### What is needed
From the listing below, pull out all lines with "发展智力" in them.

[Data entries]

■ ■ ■ ■

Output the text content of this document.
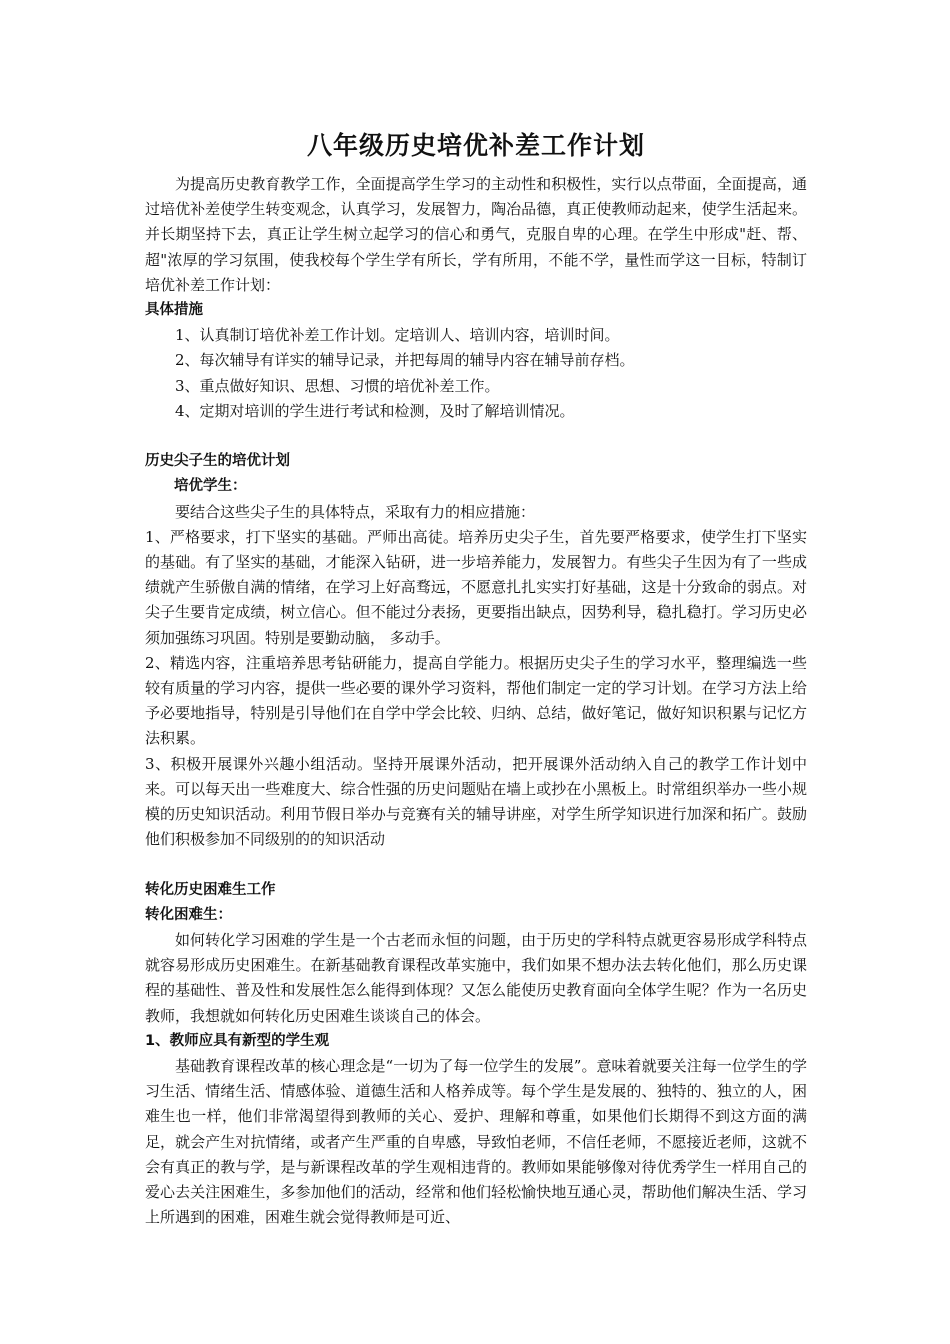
八年级历史培优补差工作计划

为提高历史教育教学工作，全面提高学生学习的主动性和积极性，实行以点带面，全面提高，通过培优补差使学生转变观念，认真学习，发展智力，陶冶品德，真正使教师动起来，使学生活起来。并长期坚持下去，真正让学生树立起学习的信心和勇气，克服自卑的心理。在学生中形成"赶、帮、超"浓厚的学习氛围，使我校每个学生学有所长，学有所用，不能不学，量性而学这一目标，特制订培优补差工作计划：

具体措施

1、认真制订培优补差工作计划。定培训人、培训内容，培训时间。

2、每次辅导有详实的辅导记录，并把每周的辅导内容在辅导前存档。

3、重点做好知识、思想、习惯的培优补差工作。

4、定期对培训的学生进行考试和检测，及时了解培训情况。

历史尖子生的培优计划

培优学生：

要结合这些尖子生的具体特点，采取有力的相应措施：

1、严格要求，打下坚实的基础。严师出高徒。培养历史尖子生，首先要严格要求，使学生打下坚实的基础。有了坚实的基础，才能深入钻研，进一步培养能力，发展智力。有些尖子生因为有了一些成绩就产生骄傲自满的情绪，在学习上好高骛远，不愿意扎扎实实打好基础，这是十分致命的弱点。对尖子生要肯定成绩，树立信心。但不能过分表扬，更要指出缺点，因势利导，稳扎稳打。学习历史必须加强练习巩固。特别是要勤动脑， 多动手。

2、精选内容，注重培养思考钻研能力，提高自学能力。根据历史尖子生的学习水平，整理编选一些较有质量的学习内容，提供一些必要的课外学习资料，帮他们制定一定的学习计划。在学习方法上给予必要地指导，特别是引导他们在自学中学会比较、归纳、总结，做好笔记，做好知识积累与记忆方法积累。

3、积极开展课外兴趣小组活动。坚持开展课外活动，把开展课外活动纳入自己的教学工作计划中来。可以每天出一些难度大、综合性强的历史问题贴在墙上或抄在小黑板上。时常组织举办一些小规模的历史知识活动。利用节假日举办与竞赛有关的辅导讲座，对学生所学知识进行加深和拓广。鼓励他们积极参加不同级别的的知识活动

转化历史困难生工作

转化困难生：

如何转化学习困难的学生是一个古老而永恒的问题，由于历史的学科特点就更容易形成学科特点就容易形成历史困难生。在新基础教育课程改革实施中，我们如果不想办法去转化他们，那么历史课程的基础性、普及性和发展性怎么能得到体现？又怎么能使历史教育面向全体学生呢？作为一名历史教师，我想就如何转化历史困难生谈谈自己的体会。

1、教师应具有新型的学生观

基础教育课程改革的核心理念是“一切为了每一位学生的发展”。意味着就要关注每一位学生的学习生活、情绪生活、情感体验、道德生活和人格养成等。每个学生是发展的、独特的、独立的人，困难生也一样，他们非常渴望得到教师的关心、爱护、理解和尊重，如果他们长期得不到这方面的满足，就会产生对抗情绪，或者产生严重的自卑感，导致怕老师，不信任老师，不愿接近老师，这就不会有真正的教与学，是与新课程改革的学生观相违背的。教师如果能够像对待优秀学生一样用自己的爱心去关注困难生，多参加他们的活动，经常和他们轻松愉快地互通心灵，帮助他们解决生活、学习上所遇到的困难，困难生就会觉得教师是可近、
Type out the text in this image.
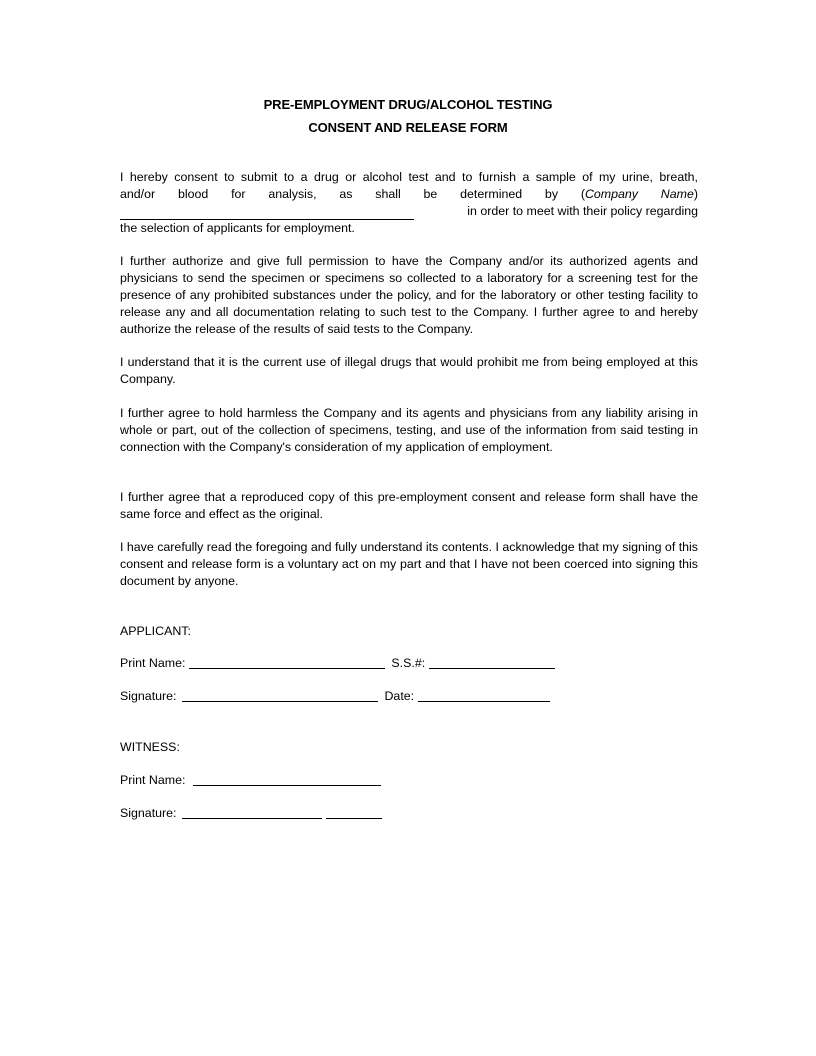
PRE-EMPLOYMENT DRUG/ALCOHOL TESTING
CONSENT AND RELEASE FORM

I hereby consent to submit to a drug or alcohol test and to furnish a sample of my urine, breath,

and/or blood for analysis, as shall be determined by (Company Name)

in order to meet with their policy regarding

the selection of applicants for employment.

I further authorize and give full permission to have the Company and/or its authorized agents and physicians to send the specimen or specimens so collected to a laboratory for a screening test for the presence of any prohibited substances under the policy, and for the laboratory or other testing facility to release any and all documentation relating to such test to the Company. I further agree to and hereby authorize the release of the results of said tests to the Company.

I understand that it is the current use of illegal drugs that would prohibit me from being employed at this Company.

I further agree to hold harmless the Company and its agents and physicians from any liability arising in whole or part, out of the collection of specimens, testing, and use of the information from said testing in connection with the Company's consideration of my application of employment.

I further agree that a reproduced copy of this pre-employment consent and release form shall have the same force and effect as the original.

I have carefully read the foregoing and fully understand its contents. I acknowledge that my signing of this consent and release form is a voluntary act on my part and that I have not been coerced into signing this document by anyone.

APPLICANT:
Print Name:	S.S.#:
Signature:	Date:
WITNESS:
Print Name:
Signature:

■ ■ ■ ■

### Reply
为提高历史教育教学工作，全面提高学生学习的主动性和积极性，实行以点带面，全面提高，通过培优补差使学生转变观念，认真学习，发展智力，陶冶品德，真正使教师动起来，使学生活起来。并长期坚持下去，真正让学生树立起学习的信心和勇气，克服自卑的心理。在学生中形成"赶、帮、超"浓厚的学习氛围，使我校每个学生学有所长，学有所用，不能不学，量性而学这一目标，特制订培优补差工作计划：
1、严格要求，打下坚实的基础。严师出高徒。培养历史尖子生，首先要严格要求，使学生打下坚实的基础。有了坚实的基础，才能深入钻研，进一步培养能力，发展智力。有些尖子生因为有了一些成绩就产生骄傲自满的情绪，在学习上好高骛远，不愿意扎扎实实打好基础，这是十分致命的弱点。对尖子生要肯定成绩，树立信心。但不能过分表扬，更要指出缺点，因势利导，稳扎稳打。学习历史必须加强练习巩固。特别是要勤动脑， 多动手。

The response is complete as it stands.